- WRITTEN PROBLEM -
Each entry must be reproduced precisely as it stands.

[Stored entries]
****************************************

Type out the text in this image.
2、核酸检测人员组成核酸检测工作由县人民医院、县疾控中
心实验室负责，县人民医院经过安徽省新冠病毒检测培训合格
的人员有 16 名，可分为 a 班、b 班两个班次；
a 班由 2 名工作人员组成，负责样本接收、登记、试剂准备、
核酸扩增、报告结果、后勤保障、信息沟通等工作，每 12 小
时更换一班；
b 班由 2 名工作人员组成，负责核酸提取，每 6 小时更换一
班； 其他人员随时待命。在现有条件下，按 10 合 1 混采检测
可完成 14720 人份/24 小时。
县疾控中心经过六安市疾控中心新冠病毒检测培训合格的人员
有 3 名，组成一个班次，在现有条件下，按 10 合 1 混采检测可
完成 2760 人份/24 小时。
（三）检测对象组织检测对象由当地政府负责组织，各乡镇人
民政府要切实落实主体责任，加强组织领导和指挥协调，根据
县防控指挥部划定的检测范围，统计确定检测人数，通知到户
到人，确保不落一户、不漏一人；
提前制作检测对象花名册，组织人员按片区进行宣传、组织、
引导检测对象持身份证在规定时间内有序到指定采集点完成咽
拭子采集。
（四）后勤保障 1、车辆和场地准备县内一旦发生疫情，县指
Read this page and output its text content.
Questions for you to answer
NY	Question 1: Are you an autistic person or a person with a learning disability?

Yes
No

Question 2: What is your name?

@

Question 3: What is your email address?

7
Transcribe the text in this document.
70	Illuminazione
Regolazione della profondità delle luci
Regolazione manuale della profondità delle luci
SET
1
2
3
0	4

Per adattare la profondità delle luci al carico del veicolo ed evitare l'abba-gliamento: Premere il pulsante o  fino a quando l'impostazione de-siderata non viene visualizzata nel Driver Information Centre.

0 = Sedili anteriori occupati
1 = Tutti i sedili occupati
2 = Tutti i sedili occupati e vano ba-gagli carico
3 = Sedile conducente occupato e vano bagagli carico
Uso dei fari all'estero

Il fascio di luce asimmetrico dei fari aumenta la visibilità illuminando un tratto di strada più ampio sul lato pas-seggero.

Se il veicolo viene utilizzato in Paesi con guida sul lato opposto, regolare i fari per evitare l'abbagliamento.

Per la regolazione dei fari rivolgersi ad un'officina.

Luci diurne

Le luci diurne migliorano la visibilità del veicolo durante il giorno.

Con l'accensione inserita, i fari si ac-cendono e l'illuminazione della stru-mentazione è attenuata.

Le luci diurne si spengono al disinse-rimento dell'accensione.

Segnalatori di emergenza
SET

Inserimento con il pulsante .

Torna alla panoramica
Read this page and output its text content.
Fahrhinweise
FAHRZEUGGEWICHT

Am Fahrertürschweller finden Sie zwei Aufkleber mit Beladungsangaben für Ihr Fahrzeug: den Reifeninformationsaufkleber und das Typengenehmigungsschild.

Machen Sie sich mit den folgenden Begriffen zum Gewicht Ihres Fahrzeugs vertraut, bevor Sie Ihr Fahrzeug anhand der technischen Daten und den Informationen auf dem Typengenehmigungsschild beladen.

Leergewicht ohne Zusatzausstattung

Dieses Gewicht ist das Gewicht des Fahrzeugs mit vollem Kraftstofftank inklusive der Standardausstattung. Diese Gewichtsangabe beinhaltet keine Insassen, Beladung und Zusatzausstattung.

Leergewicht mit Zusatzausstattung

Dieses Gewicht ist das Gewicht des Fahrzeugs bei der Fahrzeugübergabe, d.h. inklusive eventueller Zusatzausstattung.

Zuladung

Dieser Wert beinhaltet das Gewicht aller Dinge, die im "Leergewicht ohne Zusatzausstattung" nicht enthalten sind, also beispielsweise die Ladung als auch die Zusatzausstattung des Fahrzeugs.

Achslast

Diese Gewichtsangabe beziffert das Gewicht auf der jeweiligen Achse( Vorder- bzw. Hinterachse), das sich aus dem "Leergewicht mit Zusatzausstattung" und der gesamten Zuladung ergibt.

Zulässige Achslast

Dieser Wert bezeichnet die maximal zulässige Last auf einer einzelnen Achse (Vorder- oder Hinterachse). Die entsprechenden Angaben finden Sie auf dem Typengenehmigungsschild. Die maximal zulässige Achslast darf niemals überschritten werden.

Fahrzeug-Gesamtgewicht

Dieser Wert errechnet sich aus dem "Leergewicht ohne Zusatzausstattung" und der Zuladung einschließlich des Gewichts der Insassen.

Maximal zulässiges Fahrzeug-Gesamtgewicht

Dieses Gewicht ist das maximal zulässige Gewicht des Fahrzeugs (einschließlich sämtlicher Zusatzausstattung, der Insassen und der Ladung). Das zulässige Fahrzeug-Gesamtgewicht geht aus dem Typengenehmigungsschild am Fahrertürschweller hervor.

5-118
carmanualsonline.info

****************************************

- ANSWER TO THE EXERCISE -
Type out the text in this image.
2、核酸检测人员组成核酸检测工作由县人民医院、县疾控中
心实验室负责，县人民医院经过安徽省新冠病毒检测培训合格
的人员有 16 名，可分为 a 班、b 班两个班次；
a 班由 2 名工作人员组成，负责样本接收、登记、试剂准备、
核酸扩增、报告结果、后勤保障、信息沟通等工作，每 12 小
时更换一班；
b 班由 2 名工作人员组成，负责核酸提取，每 6 小时更换一
班； 其他人员随时待命。在现有条件下，按 10 合 1 混采检测
可完成 14720 人份/24 小时。
县疾控中心经过六安市疾控中心新冠病毒检测培训合格的人员
有 3 名，组成一个班次，在现有条件下，按 10 合 1 混采检测可
完成 2760 人份/24 小时。
（三）检测对象组织检测对象由当地政府负责组织，各乡镇人
民政府要切实落实主体责任，加强组织领导和指挥协调，根据
县防控指挥部划定的检测范围，统计确定检测人数，通知到户
到人，确保不落一户、不漏一人；
提前制作检测对象花名册，组织人员按片区进行宣传、组织、
引导检测对象持身份证在规定时间内有序到指定采集点完成咽
拭子采集。
（四）后勤保障 1、车辆和场地准备县内一旦发生疫情，县指
Read this page and output its text content.
Questions for you to answer
NY	Question 1: Are you an autistic person or a person with a learning disability?

Yes
No

Question 2: What is your name?

@

Question 3: What is your email address?

7
Transcribe the text in this document.
70	Illuminazione
Regolazione della profondità delle luci
Regolazione manuale della profondità delle luci
SET
1
2
3
0	4

Per adattare la profondità delle luci al carico del veicolo ed evitare l'abba-gliamento: Premere il pulsante o  fino a quando l'impostazione de-siderata non viene visualizzata nel Driver Information Centre.

0 = Sedili anteriori occupati
1 = Tutti i sedili occupati
2 = Tutti i sedili occupati e vano ba-gagli carico
3 = Sedile conducente occupato e vano bagagli carico
Uso dei fari all'estero

Il fascio di luce asimmetrico dei fari aumenta la visibilità illuminando un tratto di strada più ampio sul lato pas-seggero.

Se il veicolo viene utilizzato in Paesi con guida sul lato opposto, regolare i fari per evitare l'abbagliamento.

Per la regolazione dei fari rivolgersi ad un'officina.

Luci diurne

Le luci diurne migliorano la visibilità del veicolo durante il giorno.

Con l'accensione inserita, i fari si ac-cendono e l'illuminazione della stru-mentazione è attenuata.

Le luci diurne si spengono al disinse-rimento dell'accensione.

Segnalatori di emergenza
SET

Inserimento con il pulsante .

Torna alla panoramica
Read this page and output its text content.
Fahrhinweise
FAHRZEUGGEWICHT

Am Fahrertürschweller finden Sie zwei Aufkleber mit Beladungsangaben für Ihr Fahrzeug: den Reifeninformationsaufkleber und das Typengenehmigungsschild.

Machen Sie sich mit den folgenden Begriffen zum Gewicht Ihres Fahrzeugs vertraut, bevor Sie Ihr Fahrzeug anhand der technischen Daten und den Informationen auf dem Typengenehmigungsschild beladen.

Leergewicht ohne Zusatzausstattung

Dieses Gewicht ist das Gewicht des Fahrzeugs mit vollem Kraftstofftank inklusive der Standardausstattung. Diese Gewichtsangabe beinhaltet keine Insassen, Beladung und Zusatzausstattung.

Leergewicht mit Zusatzausstattung

Dieses Gewicht ist das Gewicht des Fahrzeugs bei der Fahrzeugübergabe, d.h. inklusive eventueller Zusatzausstattung.

Zuladung

Dieser Wert beinhaltet das Gewicht aller Dinge, die im "Leergewicht ohne Zusatzausstattung" nicht enthalten sind, also beispielsweise die Ladung als auch die Zusatzausstattung des Fahrzeugs.

Achslast

Diese Gewichtsangabe beziffert das Gewicht auf der jeweiligen Achse( Vorder- bzw. Hinterachse), das sich aus dem "Leergewicht mit Zusatzausstattung" und der gesamten Zuladung ergibt.

Zulässige Achslast

Dieser Wert bezeichnet die maximal zulässige Last auf einer einzelnen Achse (Vorder- oder Hinterachse). Die entsprechenden Angaben finden Sie auf dem Typengenehmigungsschild. Die maximal zulässige Achslast darf niemals überschritten werden.

Fahrzeug-Gesamtgewicht

Dieser Wert errechnet sich aus dem "Leergewicht ohne Zusatzausstattung" und der Zuladung einschließlich des Gewichts der Insassen.

Maximal zulässiges Fahrzeug-Gesamtgewicht

Dieses Gewicht ist das maximal zulässige Gewicht des Fahrzeugs (einschließlich sämtlicher Zusatzausstattung, der Insassen und der Ladung). Das zulässige Fahrzeug-Gesamtgewicht geht aus dem Typengenehmigungsschild am Fahrertürschweller hervor.

5-118
carmanualsonline.info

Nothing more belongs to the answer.